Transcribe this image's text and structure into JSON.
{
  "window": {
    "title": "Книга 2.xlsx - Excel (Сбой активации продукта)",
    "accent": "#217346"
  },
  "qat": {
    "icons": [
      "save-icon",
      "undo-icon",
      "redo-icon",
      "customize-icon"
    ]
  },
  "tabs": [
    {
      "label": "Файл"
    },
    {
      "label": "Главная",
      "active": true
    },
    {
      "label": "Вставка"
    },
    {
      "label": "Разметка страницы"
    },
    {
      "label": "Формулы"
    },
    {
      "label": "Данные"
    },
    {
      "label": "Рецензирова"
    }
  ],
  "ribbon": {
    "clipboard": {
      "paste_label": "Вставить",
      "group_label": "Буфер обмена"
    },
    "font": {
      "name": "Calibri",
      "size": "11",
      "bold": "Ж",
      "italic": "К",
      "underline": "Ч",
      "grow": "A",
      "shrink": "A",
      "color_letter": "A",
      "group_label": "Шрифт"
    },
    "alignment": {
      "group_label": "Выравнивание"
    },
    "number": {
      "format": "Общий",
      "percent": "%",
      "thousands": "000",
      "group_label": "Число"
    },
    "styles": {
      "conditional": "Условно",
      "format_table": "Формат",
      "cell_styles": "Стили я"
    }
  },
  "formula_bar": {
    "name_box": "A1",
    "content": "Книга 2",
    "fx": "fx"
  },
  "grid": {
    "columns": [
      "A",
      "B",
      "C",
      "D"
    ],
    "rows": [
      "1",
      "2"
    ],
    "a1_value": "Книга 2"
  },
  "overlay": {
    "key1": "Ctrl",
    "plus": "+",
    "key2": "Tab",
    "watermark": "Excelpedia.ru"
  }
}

### [Task to complete]
Return the lines of the records that include the string "Книга".

### [Correct response]
    "title": "Книга 2.xlsx - Excel (Сбой активации продукта)",
    "content": "Книга 2",
    "a1_value": "Книга 2"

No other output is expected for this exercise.